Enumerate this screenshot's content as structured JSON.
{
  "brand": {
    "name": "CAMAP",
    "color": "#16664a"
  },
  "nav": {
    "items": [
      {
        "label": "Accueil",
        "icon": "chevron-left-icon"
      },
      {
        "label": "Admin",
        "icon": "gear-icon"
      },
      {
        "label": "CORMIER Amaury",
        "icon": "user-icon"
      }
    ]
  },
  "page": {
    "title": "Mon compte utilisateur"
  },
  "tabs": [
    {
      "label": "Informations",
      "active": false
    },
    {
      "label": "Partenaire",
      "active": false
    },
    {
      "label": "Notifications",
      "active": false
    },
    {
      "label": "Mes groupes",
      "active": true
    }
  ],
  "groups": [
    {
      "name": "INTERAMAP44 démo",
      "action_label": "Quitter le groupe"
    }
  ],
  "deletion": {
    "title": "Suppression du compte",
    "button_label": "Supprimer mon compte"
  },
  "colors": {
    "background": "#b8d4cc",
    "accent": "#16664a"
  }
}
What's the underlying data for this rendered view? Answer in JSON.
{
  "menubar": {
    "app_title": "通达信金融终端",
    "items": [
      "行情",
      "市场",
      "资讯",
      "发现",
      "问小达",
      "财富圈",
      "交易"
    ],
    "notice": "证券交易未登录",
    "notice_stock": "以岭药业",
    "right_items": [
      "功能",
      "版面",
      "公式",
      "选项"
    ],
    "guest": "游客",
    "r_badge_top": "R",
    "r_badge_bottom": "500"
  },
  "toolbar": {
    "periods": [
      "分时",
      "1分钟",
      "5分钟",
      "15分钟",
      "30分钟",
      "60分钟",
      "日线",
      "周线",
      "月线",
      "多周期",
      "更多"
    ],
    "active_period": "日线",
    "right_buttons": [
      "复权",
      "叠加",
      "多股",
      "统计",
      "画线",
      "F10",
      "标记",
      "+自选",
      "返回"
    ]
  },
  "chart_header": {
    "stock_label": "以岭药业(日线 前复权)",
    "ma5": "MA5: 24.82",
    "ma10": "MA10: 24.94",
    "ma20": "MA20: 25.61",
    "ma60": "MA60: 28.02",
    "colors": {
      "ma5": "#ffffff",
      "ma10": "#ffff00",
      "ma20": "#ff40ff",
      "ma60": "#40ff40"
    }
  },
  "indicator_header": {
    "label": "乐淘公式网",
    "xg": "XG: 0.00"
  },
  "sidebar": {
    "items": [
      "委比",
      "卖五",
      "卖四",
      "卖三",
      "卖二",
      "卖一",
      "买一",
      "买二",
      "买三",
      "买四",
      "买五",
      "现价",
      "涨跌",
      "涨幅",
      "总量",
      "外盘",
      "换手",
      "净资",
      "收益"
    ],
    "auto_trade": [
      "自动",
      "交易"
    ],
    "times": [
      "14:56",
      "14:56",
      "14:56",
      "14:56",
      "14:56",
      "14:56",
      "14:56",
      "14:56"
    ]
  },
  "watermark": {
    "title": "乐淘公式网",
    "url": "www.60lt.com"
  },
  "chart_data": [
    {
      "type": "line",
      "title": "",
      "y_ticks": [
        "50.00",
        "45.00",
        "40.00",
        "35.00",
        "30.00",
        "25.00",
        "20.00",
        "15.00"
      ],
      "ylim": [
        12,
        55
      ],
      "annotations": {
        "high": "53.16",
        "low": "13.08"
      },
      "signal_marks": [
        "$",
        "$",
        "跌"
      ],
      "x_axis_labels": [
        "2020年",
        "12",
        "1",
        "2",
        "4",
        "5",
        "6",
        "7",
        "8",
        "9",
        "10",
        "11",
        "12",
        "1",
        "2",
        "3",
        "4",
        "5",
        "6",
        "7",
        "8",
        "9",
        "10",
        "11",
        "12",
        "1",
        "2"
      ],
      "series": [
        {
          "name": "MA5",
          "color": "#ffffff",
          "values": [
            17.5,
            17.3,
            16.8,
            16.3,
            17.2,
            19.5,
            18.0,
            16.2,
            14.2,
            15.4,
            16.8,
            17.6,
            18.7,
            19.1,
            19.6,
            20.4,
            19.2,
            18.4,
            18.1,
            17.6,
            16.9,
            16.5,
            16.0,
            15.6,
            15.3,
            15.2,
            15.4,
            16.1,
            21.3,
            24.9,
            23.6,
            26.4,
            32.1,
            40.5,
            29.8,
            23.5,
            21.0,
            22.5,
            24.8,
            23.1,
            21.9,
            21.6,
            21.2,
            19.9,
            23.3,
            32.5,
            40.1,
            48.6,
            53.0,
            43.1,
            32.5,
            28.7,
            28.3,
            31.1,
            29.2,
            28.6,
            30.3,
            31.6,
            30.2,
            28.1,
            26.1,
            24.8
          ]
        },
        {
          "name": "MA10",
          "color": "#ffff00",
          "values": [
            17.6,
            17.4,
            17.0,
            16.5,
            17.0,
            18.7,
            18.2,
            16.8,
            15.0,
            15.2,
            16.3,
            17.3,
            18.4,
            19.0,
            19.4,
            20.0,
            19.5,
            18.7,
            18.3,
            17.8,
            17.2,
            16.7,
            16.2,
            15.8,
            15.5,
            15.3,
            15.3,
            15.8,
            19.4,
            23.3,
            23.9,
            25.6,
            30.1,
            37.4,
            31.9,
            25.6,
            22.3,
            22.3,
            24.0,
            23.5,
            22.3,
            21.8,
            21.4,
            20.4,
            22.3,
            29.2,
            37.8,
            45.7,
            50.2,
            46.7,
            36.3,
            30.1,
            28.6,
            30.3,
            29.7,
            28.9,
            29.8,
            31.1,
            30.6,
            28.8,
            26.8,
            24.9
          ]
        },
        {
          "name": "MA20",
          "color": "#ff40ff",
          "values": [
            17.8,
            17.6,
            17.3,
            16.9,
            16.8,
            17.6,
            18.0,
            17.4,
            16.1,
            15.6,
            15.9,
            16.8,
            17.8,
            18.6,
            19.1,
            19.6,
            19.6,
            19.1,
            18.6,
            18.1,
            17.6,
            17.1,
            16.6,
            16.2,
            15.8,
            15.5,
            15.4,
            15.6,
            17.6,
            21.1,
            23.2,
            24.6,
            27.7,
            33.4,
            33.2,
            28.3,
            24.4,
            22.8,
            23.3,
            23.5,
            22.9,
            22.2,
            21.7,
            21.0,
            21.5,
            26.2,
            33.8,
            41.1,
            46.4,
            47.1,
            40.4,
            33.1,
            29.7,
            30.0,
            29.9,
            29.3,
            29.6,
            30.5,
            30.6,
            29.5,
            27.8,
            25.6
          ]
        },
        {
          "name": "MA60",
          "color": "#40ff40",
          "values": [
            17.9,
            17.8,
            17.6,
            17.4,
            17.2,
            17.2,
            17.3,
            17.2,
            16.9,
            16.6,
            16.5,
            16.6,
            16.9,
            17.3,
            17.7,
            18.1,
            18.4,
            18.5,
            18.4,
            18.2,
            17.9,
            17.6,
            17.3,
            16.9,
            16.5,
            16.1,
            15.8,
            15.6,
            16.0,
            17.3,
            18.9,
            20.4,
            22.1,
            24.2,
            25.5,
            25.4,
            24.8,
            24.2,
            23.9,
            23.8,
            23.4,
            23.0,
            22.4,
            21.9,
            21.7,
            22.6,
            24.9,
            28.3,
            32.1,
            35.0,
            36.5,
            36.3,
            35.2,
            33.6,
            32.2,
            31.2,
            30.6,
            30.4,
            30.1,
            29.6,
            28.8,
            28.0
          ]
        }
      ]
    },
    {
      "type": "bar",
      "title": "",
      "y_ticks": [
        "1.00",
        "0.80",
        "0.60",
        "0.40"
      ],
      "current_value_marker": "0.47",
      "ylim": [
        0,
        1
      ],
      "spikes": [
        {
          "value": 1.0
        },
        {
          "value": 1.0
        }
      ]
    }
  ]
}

WORK TO COMPLETE: Write out the data again, exactly and in full.

SOLUTION:
Enumerate this screenshot's content as structured JSON.
{
  "brand": {
    "name": "CAMAP",
    "color": "#16664a"
  },
  "nav": {
    "items": [
      {
        "label": "Accueil",
        "icon": "chevron-left-icon"
      },
      {
        "label": "Admin",
        "icon": "gear-icon"
      },
      {
        "label": "CORMIER Amaury",
        "icon": "user-icon"
      }
    ]
  },
  "page": {
    "title": "Mon compte utilisateur"
  },
  "tabs": [
    {
      "label": "Informations",
      "active": false
    },
    {
      "label": "Partenaire",
      "active": false
    },
    {
      "label": "Notifications",
      "active": false
    },
    {
      "label": "Mes groupes",
      "active": true
    }
  ],
  "groups": [
    {
      "name": "INTERAMAP44 démo",
      "action_label": "Quitter le groupe"
    }
  ],
  "deletion": {
    "title": "Suppression du compte",
    "button_label": "Supprimer mon compte"
  },
  "colors": {
    "background": "#b8d4cc",
    "accent": "#16664a"
  }
}
What's the underlying data for this rendered view? Answer in JSON.
{
  "menubar": {
    "app_title": "通达信金融终端",
    "items": [
      "行情",
      "市场",
      "资讯",
      "发现",
      "问小达",
      "财富圈",
      "交易"
    ],
    "notice": "证券交易未登录",
    "notice_stock": "以岭药业",
    "right_items": [
      "功能",
      "版面",
      "公式",
      "选项"
    ],
    "guest": "游客",
    "r_badge_top": "R",
    "r_badge_bottom": "500"
  },
  "toolbar": {
    "periods": [
      "分时",
      "1分钟",
      "5分钟",
      "15分钟",
      "30分钟",
      "60分钟",
      "日线",
      "周线",
      "月线",
      "多周期",
      "更多"
    ],
    "active_period": "日线",
    "right_buttons": [
      "复权",
      "叠加",
      "多股",
      "统计",
      "画线",
      "F10",
      "标记",
      "+自选",
      "返回"
    ]
  },
  "chart_header": {
    "stock_label": "以岭药业(日线 前复权)",
    "ma5": "MA5: 24.82",
    "ma10": "MA10: 24.94",
    "ma20": "MA20: 25.61",
    "ma60": "MA60: 28.02",
    "colors": {
      "ma5": "#ffffff",
      "ma10": "#ffff00",
      "ma20": "#ff40ff",
      "ma60": "#40ff40"
    }
  },
  "indicator_header": {
    "label": "乐淘公式网",
    "xg": "XG: 0.00"
  },
  "sidebar": {
    "items": [
      "委比",
      "卖五",
      "卖四",
      "卖三",
      "卖二",
      "卖一",
      "买一",
      "买二",
      "买三",
      "买四",
      "买五",
      "现价",
      "涨跌",
      "涨幅",
      "总量",
      "外盘",
      "换手",
      "净资",
      "收益"
    ],
    "auto_trade": [
      "自动",
      "交易"
    ],
    "times": [
      "14:56",
      "14:56",
      "14:56",
      "14:56",
      "14:56",
      "14:56",
      "14:56",
      "14:56"
    ]
  },
  "watermark": {
    "title": "乐淘公式网",
    "url": "www.60lt.com"
  },
  "chart_data": [
    {
      "type": "line",
      "title": "",
      "y_ticks": [
        "50.00",
        "45.00",
        "40.00",
        "35.00",
        "30.00",
        "25.00",
        "20.00",
        "15.00"
      ],
      "ylim": [
        12,
        55
      ],
      "annotations": {
        "high": "53.16",
        "low": "13.08"
      },
      "signal_marks": [
        "$",
        "$",
        "跌"
      ],
      "x_axis_labels": [
        "2020年",
        "12",
        "1",
        "2",
        "4",
        "5",
        "6",
        "7",
        "8",
        "9",
        "10",
        "11",
        "12",
        "1",
        "2",
        "3",
        "4",
        "5",
        "6",
        "7",
        "8",
        "9",
        "10",
        "11",
        "12",
        "1",
        "2"
      ],
      "series": [
        {
          "name": "MA5",
          "color": "#ffffff",
          "values": [
            17.5,
            17.3,
            16.8,
            16.3,
            17.2,
            19.5,
            18.0,
            16.2,
            14.2,
            15.4,
            16.8,
            17.6,
            18.7,
            19.1,
            19.6,
            20.4,
            19.2,
            18.4,
            18.1,
            17.6,
            16.9,
            16.5,
            16.0,
            15.6,
            15.3,
            15.2,
            15.4,
            16.1,
            21.3,
            24.9,
            23.6,
            26.4,
            32.1,
            40.5,
            29.8,
            23.5,
            21.0,
            22.5,
            24.8,
            23.1,
            21.9,
            21.6,
            21.2,
            19.9,
            23.3,
            32.5,
            40.1,
            48.6,
            53.0,
            43.1,
            32.5,
            28.7,
            28.3,
            31.1,
            29.2,
            28.6,
            30.3,
            31.6,
            30.2,
            28.1,
            26.1,
            24.8
          ]
        },
        {
          "name": "MA10",
          "color": "#ffff00",
          "values": [
            17.6,
            17.4,
            17.0,
            16.5,
            17.0,
            18.7,
            18.2,
            16.8,
            15.0,
            15.2,
            16.3,
            17.3,
            18.4,
            19.0,
            19.4,
            20.0,
            19.5,
            18.7,
            18.3,
            17.8,
            17.2,
            16.7,
            16.2,
            15.8,
            15.5,
            15.3,
            15.3,
            15.8,
            19.4,
            23.3,
            23.9,
            25.6,
            30.1,
            37.4,
            31.9,
            25.6,
            22.3,
            22.3,
            24.0,
            23.5,
            22.3,
            21.8,
            21.4,
            20.4,
            22.3,
            29.2,
            37.8,
            45.7,
            50.2,
            46.7,
            36.3,
            30.1,
            28.6,
            30.3,
            29.7,
            28.9,
            29.8,
            31.1,
            30.6,
            28.8,
            26.8,
            24.9
          ]
        },
        {
          "name": "MA20",
          "color": "#ff40ff",
          "values": [
            17.8,
            17.6,
            17.3,
            16.9,
            16.8,
            17.6,
            18.0,
            17.4,
            16.1,
            15.6,
            15.9,
            16.8,
            17.8,
            18.6,
            19.1,
            19.6,
            19.6,
            19.1,
            18.6,
            18.1,
            17.6,
            17.1,
            16.6,
            16.2,
            15.8,
            15.5,
            15.4,
            15.6,
            17.6,
            21.1,
            23.2,
            24.6,
            27.7,
            33.4,
            33.2,
            28.3,
            24.4,
            22.8,
            23.3,
            23.5,
            22.9,
            22.2,
            21.7,
            21.0,
            21.5,
            26.2,
            33.8,
            41.1,
            46.4,
            47.1,
            40.4,
            33.1,
            29.7,
            30.0,
            29.9,
            29.3,
            29.6,
            30.5,
            30.6,
            29.5,
            27.8,
            25.6
          ]
        },
        {
          "name": "MA60",
          "color": "#40ff40",
          "values": [
            17.9,
            17.8,
            17.6,
            17.4,
            17.2,
            17.2,
            17.3,
            17.2,
            16.9,
            16.6,
            16.5,
            16.6,
            16.9,
            17.3,
            17.7,
            18.1,
            18.4,
            18.5,
            18.4,
            18.2,
            17.9,
            17.6,
            17.3,
            16.9,
            16.5,
            16.1,
            15.8,
            15.6,
            16.0,
            17.3,
            18.9,
            20.4,
            22.1,
            24.2,
            25.5,
            25.4,
            24.8,
            24.2,
            23.9,
            23.8,
            23.4,
            23.0,
            22.4,
            21.9,
            21.7,
            22.6,
            24.9,
            28.3,
            32.1,
            35.0,
            36.5,
            36.3,
            35.2,
            33.6,
            32.2,
            31.2,
            30.6,
            30.4,
            30.1,
            29.6,
            28.8,
            28.0
          ]
        }
      ]
    },
    {
      "type": "bar",
      "title": "",
      "y_ticks": [
        "1.00",
        "0.80",
        "0.60",
        "0.40"
      ],
      "current_value_marker": "0.47",
      "ylim": [
        0,
        1
      ],
      "spikes": [
        {
          "value": 1.0
        },
        {
          "value": 1.0
        }
      ]
    }
  ]
}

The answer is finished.